§ WHAT IS REQUIRED
Within the records below, find each line that holds the string "Assignment", then copy it.

§ §

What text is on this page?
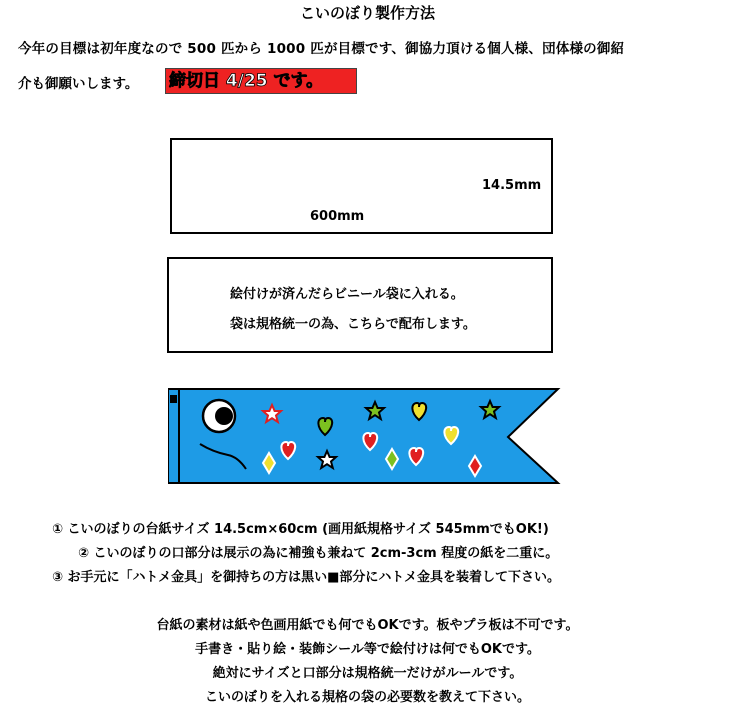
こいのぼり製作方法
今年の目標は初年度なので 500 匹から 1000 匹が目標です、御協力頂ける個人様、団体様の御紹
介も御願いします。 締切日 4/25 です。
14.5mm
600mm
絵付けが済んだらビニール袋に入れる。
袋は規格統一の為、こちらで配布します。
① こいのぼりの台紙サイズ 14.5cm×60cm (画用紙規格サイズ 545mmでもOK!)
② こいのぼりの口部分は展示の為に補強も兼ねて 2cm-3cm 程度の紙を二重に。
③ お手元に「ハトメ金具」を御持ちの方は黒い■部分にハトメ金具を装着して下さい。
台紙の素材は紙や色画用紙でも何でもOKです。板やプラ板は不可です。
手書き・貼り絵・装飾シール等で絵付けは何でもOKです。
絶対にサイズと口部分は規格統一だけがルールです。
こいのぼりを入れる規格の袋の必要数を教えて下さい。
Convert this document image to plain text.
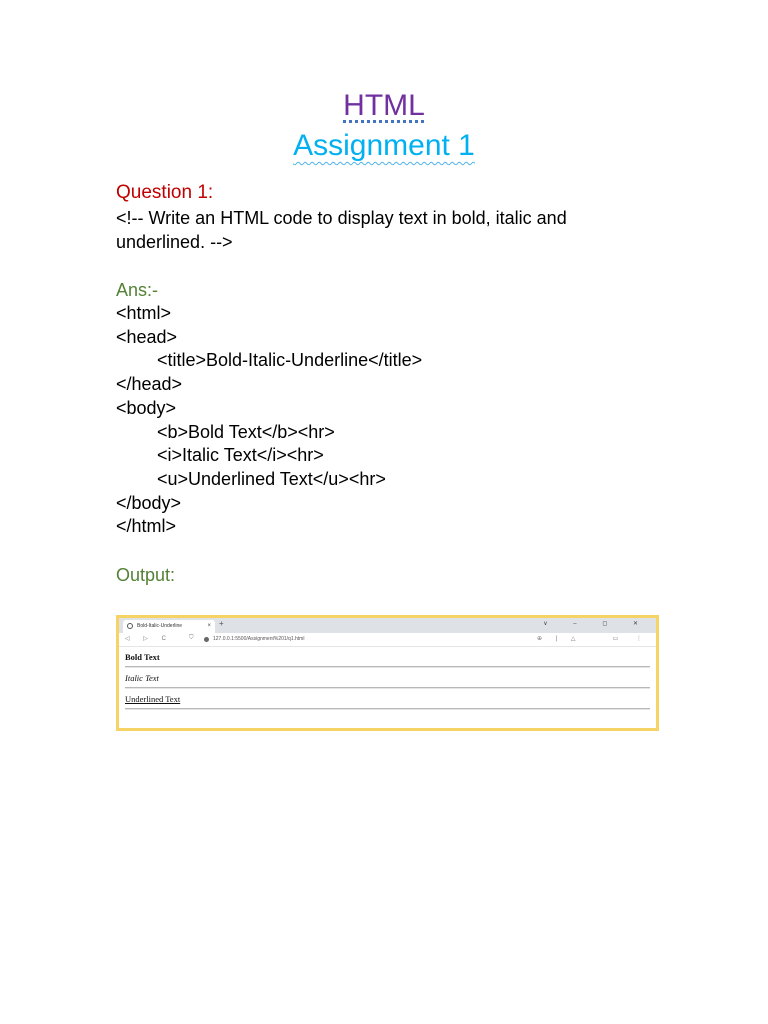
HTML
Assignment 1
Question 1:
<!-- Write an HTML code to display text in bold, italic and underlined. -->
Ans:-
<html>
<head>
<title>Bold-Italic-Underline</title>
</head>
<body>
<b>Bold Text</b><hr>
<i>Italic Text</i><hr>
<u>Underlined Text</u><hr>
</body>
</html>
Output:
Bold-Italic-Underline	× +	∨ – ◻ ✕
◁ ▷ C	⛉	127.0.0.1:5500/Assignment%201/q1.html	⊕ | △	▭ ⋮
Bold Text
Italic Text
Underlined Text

§ §

§ ANSWER TO THE EXERCISE
Assignment 1
◁ ▷ C	⛉	127.0.0.1:5500/Assignment%201/q1.html	⊕ | △	▭ ⋮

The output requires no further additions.